What is asked: Reproduce the material in full, exactly as written.

Supplied records:
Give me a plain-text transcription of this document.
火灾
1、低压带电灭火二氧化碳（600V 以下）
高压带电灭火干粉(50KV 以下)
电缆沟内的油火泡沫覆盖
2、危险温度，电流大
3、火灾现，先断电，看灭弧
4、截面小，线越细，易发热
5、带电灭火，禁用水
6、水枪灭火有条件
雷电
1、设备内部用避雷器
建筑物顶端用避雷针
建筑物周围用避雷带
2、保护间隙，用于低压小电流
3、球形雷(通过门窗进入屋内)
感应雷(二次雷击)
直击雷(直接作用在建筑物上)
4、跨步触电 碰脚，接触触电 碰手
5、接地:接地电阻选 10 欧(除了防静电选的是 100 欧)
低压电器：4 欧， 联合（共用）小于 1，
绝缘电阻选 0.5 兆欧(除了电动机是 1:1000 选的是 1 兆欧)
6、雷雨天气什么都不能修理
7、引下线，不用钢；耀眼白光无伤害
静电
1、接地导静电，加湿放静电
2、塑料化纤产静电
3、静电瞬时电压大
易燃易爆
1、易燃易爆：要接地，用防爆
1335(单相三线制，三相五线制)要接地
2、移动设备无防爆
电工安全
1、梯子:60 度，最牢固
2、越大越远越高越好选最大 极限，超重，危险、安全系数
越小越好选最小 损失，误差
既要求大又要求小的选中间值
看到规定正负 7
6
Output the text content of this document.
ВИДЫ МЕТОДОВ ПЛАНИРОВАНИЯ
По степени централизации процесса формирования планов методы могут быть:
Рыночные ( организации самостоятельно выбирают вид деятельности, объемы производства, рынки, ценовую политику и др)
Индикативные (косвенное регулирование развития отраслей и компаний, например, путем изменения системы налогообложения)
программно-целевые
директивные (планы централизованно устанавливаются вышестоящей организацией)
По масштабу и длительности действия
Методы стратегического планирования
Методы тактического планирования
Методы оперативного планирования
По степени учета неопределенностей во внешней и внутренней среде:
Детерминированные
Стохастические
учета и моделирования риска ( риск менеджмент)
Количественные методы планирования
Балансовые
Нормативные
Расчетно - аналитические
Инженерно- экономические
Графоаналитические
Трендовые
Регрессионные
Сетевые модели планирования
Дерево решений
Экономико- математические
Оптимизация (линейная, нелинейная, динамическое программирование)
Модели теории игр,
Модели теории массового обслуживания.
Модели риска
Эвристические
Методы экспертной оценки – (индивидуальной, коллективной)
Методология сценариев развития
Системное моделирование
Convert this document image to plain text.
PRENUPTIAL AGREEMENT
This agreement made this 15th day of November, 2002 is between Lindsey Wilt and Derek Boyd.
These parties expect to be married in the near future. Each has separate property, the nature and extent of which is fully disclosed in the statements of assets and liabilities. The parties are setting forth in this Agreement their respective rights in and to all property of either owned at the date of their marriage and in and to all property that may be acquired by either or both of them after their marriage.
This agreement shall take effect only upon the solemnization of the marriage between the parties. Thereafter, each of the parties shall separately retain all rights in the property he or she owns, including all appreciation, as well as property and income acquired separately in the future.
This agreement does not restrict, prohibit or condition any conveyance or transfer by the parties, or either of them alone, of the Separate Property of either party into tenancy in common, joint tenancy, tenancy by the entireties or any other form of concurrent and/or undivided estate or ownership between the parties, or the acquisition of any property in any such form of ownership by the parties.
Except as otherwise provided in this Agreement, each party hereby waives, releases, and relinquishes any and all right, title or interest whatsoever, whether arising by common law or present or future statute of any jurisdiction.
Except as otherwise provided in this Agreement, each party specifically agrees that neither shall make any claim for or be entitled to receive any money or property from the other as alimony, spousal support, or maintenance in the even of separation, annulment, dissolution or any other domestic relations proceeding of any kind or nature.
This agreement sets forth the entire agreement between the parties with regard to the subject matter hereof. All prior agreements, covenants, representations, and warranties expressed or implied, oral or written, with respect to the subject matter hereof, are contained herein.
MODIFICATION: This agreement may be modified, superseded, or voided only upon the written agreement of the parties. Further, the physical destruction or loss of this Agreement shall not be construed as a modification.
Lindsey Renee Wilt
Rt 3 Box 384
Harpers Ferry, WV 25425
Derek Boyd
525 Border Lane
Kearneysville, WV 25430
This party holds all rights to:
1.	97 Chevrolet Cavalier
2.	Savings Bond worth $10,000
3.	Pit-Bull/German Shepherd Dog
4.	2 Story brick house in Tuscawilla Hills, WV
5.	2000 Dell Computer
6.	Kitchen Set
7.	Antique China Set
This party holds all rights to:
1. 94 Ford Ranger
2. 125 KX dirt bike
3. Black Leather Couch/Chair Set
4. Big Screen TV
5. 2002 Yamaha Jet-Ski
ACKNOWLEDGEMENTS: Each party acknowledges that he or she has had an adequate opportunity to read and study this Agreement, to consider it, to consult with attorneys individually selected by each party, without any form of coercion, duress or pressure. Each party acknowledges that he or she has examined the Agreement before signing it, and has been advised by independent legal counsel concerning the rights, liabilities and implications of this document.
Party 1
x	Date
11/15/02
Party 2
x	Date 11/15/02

Solved problem:
Give me a plain-text transcription of this document.
火灾
1、低压带电灭火二氧化碳（600V 以下）
高压带电灭火干粉(50KV 以下)
电缆沟内的油火泡沫覆盖
2、危险温度，电流大
3、火灾现，先断电，看灭弧
4、截面小，线越细，易发热
5、带电灭火，禁用水
6、水枪灭火有条件
雷电
1、设备内部用避雷器
建筑物顶端用避雷针
建筑物周围用避雷带
2、保护间隙，用于低压小电流
3、球形雷(通过门窗进入屋内)
感应雷(二次雷击)
直击雷(直接作用在建筑物上)
4、跨步触电 碰脚，接触触电 碰手
5、接地:接地电阻选 10 欧(除了防静电选的是 100 欧)
低压电器：4 欧， 联合（共用）小于 1，
绝缘电阻选 0.5 兆欧(除了电动机是 1:1000 选的是 1 兆欧)
6、雷雨天气什么都不能修理
7、引下线，不用钢；耀眼白光无伤害
静电
1、接地导静电，加湿放静电
2、塑料化纤产静电
3、静电瞬时电压大
易燃易爆
1、易燃易爆：要接地，用防爆
1335(单相三线制，三相五线制)要接地
2、移动设备无防爆
电工安全
1、梯子:60 度，最牢固
2、越大越远越高越好选最大 极限，超重，危险、安全系数
越小越好选最小 损失，误差
既要求大又要求小的选中间值
看到规定正负 7
6
Output the text content of this document.
ВИДЫ МЕТОДОВ ПЛАНИРОВАНИЯ
По степени централизации процесса формирования планов методы могут быть:
Рыночные ( организации самостоятельно выбирают вид деятельности, объемы производства, рынки, ценовую политику и др)
Индикативные (косвенное регулирование развития отраслей и компаний, например, путем изменения системы налогообложения)
программно-целевые
директивные (планы централизованно устанавливаются вышестоящей организацией)
По масштабу и длительности действия
Методы стратегического планирования
Методы тактического планирования
Методы оперативного планирования
По степени учета неопределенностей во внешней и внутренней среде:
Детерминированные
Стохастические
учета и моделирования риска ( риск менеджмент)
Количественные методы планирования
Балансовые
Нормативные
Расчетно - аналитические
Инженерно- экономические
Графоаналитические
Трендовые
Регрессионные
Сетевые модели планирования
Дерево решений
Экономико- математические
Оптимизация (линейная, нелинейная, динамическое программирование)
Модели теории игр,
Модели теории массового обслуживания.
Модели риска
Эвристические
Методы экспертной оценки – (индивидуальной, коллективной)
Методология сценариев развития
Системное моделирование
Convert this document image to plain text.
PRENUPTIAL AGREEMENT
This agreement made this 15th day of November, 2002 is between Lindsey Wilt and Derek Boyd.
These parties expect to be married in the near future. Each has separate property, the nature and extent of which is fully disclosed in the statements of assets and liabilities. The parties are setting forth in this Agreement their respective rights in and to all property of either owned at the date of their marriage and in and to all property that may be acquired by either or both of them after their marriage.
This agreement shall take effect only upon the solemnization of the marriage between the parties. Thereafter, each of the parties shall separately retain all rights in the property he or she owns, including all appreciation, as well as property and income acquired separately in the future.
This agreement does not restrict, prohibit or condition any conveyance or transfer by the parties, or either of them alone, of the Separate Property of either party into tenancy in common, joint tenancy, tenancy by the entireties or any other form of concurrent and/or undivided estate or ownership between the parties, or the acquisition of any property in any such form of ownership by the parties.
Except as otherwise provided in this Agreement, each party hereby waives, releases, and relinquishes any and all right, title or interest whatsoever, whether arising by common law or present or future statute of any jurisdiction.
Except as otherwise provided in this Agreement, each party specifically agrees that neither shall make any claim for or be entitled to receive any money or property from the other as alimony, spousal support, or maintenance in the even of separation, annulment, dissolution or any other domestic relations proceeding of any kind or nature.
This agreement sets forth the entire agreement between the parties with regard to the subject matter hereof. All prior agreements, covenants, representations, and warranties expressed or implied, oral or written, with respect to the subject matter hereof, are contained herein.
MODIFICATION: This agreement may be modified, superseded, or voided only upon the written agreement of the parties. Further, the physical destruction or loss of this Agreement shall not be construed as a modification.
Lindsey Renee Wilt
Rt 3 Box 384
Harpers Ferry, WV 25425
Derek Boyd
525 Border Lane
Kearneysville, WV 25430
This party holds all rights to:
1.	97 Chevrolet Cavalier
2.	Savings Bond worth $10,000
3.	Pit-Bull/German Shepherd Dog
4.	2 Story brick house in Tuscawilla Hills, WV
5.	2000 Dell Computer
6.	Kitchen Set
7.	Antique China Set
This party holds all rights to:
1. 94 Ford Ranger
2. 125 KX dirt bike
3. Black Leather Couch/Chair Set
4. Big Screen TV
5. 2002 Yamaha Jet-Ski
ACKNOWLEDGEMENTS: Each party acknowledges that he or she has had an adequate opportunity to read and study this Agreement, to consider it, to consult with attorneys individually selected by each party, without any form of coercion, duress or pressure. Each party acknowledges that he or she has examined the Agreement before signing it, and has been advised by independent legal counsel concerning the rights, liabilities and implications of this document.
Party 1
x	Date
11/15/02
Party 2
x	Date 11/15/02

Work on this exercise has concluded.